• _WRITTEN PROBLEM_
Identify every line containing the word "this" and reproduce each one.

--- Begin DATASET RECORDS ---

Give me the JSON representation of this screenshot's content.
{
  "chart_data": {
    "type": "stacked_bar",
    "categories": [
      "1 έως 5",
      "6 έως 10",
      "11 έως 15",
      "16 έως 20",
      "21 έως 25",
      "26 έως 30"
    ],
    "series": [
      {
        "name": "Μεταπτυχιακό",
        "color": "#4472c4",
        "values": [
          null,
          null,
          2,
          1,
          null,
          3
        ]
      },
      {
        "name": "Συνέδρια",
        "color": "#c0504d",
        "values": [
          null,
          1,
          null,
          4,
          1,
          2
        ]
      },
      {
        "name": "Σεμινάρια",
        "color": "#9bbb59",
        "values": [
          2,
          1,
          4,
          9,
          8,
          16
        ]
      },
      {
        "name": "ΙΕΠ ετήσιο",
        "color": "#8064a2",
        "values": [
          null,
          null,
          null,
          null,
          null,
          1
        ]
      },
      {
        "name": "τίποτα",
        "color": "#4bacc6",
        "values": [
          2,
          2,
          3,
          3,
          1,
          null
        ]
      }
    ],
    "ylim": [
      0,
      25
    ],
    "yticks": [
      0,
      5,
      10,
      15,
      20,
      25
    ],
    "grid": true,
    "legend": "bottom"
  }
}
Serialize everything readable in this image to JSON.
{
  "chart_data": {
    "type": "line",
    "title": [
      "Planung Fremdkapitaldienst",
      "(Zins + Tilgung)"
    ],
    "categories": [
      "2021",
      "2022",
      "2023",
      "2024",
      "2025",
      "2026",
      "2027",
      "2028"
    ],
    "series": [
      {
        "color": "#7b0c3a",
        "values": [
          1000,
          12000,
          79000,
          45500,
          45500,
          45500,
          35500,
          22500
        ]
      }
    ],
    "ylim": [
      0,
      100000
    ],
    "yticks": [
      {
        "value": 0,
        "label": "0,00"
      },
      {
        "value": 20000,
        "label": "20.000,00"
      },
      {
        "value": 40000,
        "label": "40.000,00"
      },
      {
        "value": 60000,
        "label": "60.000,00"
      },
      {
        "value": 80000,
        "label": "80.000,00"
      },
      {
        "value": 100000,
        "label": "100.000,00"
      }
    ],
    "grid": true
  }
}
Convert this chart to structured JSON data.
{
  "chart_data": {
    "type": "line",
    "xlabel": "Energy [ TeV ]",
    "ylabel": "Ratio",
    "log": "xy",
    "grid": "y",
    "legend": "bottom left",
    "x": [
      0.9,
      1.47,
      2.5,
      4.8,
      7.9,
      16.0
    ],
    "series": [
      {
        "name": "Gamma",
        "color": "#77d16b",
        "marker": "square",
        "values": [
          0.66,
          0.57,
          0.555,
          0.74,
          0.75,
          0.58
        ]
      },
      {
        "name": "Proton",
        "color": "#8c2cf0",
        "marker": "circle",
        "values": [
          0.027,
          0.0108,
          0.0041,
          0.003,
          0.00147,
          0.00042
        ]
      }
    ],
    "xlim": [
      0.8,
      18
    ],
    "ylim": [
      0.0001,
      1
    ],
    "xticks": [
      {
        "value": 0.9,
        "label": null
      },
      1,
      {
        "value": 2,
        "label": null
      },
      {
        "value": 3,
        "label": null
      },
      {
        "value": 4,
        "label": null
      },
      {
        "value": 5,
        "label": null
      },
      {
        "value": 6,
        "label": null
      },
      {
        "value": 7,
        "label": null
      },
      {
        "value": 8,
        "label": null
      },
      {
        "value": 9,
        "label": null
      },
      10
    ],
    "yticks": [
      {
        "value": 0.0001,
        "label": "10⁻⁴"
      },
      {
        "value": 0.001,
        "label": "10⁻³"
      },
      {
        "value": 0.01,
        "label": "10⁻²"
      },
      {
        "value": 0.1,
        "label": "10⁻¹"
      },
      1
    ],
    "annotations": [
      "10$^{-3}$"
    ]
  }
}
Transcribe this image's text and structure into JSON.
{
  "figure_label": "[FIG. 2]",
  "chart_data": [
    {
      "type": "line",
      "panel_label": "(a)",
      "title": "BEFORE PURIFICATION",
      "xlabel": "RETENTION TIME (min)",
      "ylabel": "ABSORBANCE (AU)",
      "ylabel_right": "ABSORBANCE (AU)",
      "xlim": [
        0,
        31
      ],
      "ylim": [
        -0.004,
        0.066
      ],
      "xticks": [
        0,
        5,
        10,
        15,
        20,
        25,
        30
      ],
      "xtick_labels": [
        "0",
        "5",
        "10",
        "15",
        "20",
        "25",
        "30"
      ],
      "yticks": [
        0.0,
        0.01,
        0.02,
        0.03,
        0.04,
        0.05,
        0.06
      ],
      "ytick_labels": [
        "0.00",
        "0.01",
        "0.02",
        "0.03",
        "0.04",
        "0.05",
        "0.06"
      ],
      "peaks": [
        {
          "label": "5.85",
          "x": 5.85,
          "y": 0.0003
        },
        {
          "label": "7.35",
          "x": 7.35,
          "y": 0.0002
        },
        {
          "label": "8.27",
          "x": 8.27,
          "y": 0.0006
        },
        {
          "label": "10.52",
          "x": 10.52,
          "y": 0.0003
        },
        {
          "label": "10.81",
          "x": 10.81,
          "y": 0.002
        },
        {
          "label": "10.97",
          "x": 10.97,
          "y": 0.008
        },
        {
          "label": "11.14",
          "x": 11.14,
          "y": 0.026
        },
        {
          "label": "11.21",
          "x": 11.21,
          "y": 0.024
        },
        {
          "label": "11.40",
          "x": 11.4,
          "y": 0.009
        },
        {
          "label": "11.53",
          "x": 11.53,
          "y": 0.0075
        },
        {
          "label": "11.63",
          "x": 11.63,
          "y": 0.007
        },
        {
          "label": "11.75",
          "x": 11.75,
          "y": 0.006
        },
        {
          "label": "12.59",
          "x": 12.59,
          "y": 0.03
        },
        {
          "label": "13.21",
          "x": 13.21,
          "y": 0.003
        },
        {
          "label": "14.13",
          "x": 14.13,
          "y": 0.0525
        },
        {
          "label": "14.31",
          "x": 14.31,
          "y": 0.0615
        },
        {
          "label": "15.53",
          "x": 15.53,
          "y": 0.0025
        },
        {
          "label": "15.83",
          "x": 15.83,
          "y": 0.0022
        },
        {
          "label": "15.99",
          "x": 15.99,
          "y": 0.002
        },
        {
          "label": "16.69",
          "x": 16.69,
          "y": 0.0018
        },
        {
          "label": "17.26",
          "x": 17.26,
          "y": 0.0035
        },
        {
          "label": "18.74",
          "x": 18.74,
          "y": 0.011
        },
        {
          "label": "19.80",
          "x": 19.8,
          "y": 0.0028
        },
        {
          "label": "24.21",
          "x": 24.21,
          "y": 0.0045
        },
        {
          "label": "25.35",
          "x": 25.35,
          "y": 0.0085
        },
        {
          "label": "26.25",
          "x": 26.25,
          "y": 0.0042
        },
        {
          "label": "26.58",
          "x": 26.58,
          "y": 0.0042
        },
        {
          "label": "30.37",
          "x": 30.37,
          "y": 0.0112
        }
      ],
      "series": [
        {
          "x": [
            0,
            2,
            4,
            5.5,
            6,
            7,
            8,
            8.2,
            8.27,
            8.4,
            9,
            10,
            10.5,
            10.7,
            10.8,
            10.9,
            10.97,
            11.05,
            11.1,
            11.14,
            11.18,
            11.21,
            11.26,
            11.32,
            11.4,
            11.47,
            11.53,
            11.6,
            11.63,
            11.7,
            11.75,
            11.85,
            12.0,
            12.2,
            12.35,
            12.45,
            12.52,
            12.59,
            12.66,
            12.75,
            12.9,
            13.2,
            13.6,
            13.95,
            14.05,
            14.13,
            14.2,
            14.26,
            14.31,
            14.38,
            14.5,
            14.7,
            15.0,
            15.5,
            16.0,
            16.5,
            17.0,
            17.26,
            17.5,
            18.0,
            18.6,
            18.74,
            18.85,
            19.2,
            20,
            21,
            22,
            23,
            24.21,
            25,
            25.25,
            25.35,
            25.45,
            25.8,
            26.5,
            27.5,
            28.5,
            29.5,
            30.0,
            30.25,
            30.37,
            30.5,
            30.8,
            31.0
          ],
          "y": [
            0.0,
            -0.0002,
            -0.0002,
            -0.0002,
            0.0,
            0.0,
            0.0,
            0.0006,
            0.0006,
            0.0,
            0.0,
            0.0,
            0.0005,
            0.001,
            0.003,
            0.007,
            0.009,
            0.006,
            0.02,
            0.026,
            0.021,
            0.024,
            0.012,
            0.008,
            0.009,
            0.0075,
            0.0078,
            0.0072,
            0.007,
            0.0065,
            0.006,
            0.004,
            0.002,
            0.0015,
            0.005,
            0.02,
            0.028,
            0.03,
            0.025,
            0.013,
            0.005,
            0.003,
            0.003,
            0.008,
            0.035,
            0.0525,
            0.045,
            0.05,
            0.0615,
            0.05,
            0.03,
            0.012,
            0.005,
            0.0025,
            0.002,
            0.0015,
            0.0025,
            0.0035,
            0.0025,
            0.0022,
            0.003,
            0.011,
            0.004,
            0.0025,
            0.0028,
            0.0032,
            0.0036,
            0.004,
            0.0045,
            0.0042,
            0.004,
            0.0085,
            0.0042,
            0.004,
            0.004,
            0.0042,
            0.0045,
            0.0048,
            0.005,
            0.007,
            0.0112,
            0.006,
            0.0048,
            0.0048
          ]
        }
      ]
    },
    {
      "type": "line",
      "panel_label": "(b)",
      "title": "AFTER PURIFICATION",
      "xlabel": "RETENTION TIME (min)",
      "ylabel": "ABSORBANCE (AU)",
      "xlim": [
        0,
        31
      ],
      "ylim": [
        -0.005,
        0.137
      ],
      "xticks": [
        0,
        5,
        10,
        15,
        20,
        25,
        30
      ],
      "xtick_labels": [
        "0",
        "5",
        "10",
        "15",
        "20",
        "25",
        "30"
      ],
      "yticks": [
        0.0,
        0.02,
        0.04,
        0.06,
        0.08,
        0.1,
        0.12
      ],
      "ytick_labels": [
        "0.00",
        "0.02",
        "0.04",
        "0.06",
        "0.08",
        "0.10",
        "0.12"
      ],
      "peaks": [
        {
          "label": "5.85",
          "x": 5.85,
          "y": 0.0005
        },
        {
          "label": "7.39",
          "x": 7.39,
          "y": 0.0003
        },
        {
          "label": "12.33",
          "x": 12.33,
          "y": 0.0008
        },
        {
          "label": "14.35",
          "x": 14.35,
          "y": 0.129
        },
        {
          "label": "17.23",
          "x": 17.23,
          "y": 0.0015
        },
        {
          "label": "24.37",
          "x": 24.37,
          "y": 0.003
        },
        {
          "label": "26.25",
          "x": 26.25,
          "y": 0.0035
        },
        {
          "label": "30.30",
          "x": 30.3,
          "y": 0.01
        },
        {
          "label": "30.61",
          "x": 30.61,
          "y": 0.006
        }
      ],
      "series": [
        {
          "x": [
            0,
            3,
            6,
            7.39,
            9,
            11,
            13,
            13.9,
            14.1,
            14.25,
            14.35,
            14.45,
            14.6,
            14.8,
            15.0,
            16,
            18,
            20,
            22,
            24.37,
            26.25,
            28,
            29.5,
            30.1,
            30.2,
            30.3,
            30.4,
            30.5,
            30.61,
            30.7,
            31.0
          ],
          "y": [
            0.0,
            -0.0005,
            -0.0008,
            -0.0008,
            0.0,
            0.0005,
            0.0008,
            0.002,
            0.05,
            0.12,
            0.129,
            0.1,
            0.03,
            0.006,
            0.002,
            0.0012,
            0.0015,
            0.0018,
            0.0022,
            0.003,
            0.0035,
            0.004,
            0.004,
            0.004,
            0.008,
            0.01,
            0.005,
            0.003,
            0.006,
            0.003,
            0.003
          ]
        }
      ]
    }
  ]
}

--- End DATASET RECORDS ---

• _OUTPUT OF THE EXERCISE_
Give me the JSON representation of this screenshot's content.
Serialize everything readable in this image to JSON.
Convert this chart to structured JSON data.
Transcribe this image's text and structure into JSON.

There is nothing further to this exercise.